Stored items from a collection:
|---|

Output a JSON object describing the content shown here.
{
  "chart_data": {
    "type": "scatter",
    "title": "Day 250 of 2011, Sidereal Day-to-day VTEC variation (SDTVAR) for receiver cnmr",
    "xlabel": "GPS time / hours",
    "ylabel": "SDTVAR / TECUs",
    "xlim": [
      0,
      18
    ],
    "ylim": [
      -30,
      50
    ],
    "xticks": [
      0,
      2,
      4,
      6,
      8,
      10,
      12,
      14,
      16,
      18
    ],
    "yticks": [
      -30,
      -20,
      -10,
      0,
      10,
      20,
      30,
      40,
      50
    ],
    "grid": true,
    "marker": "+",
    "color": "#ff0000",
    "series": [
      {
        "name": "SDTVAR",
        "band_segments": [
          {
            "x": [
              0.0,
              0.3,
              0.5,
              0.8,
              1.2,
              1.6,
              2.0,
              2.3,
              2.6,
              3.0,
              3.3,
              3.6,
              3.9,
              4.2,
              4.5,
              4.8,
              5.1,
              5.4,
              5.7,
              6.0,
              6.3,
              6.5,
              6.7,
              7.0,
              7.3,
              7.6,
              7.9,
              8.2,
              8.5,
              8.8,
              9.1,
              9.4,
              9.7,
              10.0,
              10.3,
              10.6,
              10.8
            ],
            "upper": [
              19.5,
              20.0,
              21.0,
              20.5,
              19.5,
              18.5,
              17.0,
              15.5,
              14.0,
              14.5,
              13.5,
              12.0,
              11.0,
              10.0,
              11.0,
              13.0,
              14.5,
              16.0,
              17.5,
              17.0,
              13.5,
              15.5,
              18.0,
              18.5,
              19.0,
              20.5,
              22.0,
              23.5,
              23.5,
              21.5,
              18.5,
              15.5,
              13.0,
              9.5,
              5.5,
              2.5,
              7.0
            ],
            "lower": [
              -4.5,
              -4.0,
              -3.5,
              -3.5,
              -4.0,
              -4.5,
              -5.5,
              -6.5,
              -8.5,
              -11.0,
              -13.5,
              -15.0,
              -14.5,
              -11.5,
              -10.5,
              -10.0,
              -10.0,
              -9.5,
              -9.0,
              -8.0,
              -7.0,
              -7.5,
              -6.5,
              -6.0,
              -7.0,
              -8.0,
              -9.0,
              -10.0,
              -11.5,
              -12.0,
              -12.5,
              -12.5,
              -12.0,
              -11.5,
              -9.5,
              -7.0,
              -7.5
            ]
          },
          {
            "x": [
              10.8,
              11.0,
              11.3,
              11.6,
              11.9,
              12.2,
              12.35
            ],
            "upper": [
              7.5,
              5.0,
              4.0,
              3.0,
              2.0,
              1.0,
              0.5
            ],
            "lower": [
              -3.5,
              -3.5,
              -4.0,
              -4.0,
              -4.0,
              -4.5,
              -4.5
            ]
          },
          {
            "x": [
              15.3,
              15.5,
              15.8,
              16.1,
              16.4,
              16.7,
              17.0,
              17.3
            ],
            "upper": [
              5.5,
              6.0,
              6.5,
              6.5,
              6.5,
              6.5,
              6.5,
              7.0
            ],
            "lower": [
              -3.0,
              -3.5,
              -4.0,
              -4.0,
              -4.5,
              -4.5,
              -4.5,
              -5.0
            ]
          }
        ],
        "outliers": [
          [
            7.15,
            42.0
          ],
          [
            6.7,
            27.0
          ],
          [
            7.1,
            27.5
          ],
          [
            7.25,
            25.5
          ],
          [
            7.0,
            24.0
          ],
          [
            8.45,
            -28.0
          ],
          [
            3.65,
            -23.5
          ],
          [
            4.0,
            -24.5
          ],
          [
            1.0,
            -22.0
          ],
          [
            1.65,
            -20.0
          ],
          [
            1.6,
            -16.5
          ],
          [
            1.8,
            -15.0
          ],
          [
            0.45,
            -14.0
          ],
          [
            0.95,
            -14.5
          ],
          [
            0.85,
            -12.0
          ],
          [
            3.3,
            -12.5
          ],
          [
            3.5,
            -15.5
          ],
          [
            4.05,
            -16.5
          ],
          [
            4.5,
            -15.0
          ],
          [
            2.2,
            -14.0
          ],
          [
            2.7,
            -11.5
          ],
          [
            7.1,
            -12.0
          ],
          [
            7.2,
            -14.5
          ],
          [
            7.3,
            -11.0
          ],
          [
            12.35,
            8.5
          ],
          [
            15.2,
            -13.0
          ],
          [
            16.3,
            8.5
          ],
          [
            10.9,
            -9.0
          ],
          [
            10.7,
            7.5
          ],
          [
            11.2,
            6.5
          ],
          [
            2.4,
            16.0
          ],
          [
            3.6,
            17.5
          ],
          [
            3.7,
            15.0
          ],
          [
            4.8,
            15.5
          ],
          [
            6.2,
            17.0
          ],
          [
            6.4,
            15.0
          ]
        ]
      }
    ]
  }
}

|---|

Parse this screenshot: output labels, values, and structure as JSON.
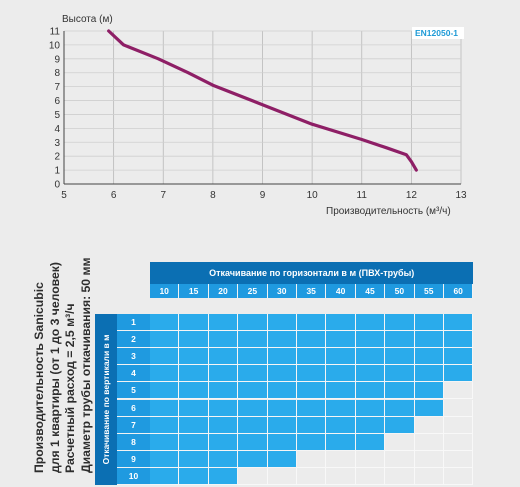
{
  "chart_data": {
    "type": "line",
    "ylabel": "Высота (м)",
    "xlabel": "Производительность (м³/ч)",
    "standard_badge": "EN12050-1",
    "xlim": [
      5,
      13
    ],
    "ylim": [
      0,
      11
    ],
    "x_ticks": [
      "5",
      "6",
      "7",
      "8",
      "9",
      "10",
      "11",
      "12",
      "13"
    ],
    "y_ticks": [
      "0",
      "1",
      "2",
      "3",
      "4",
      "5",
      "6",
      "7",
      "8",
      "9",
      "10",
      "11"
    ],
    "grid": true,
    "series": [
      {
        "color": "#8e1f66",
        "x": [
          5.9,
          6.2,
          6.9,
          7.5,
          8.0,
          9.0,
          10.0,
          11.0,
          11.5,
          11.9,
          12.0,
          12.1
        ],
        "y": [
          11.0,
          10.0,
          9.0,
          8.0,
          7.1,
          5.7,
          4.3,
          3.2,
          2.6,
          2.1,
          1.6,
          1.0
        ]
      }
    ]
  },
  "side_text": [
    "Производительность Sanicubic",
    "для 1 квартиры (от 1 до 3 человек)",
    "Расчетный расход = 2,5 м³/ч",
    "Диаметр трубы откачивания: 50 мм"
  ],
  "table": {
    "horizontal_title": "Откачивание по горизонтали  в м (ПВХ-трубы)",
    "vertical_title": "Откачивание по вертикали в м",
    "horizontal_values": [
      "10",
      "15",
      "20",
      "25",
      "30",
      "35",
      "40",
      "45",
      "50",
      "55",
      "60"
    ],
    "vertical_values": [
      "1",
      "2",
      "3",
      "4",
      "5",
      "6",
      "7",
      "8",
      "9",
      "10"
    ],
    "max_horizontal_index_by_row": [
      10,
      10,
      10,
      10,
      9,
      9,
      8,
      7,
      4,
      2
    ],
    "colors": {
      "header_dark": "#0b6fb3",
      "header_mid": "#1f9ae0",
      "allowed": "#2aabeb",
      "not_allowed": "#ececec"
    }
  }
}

|---|

### [Problem statement]
Report only the number of lines in the listing that contain the word "xlabel".

### [The output]
2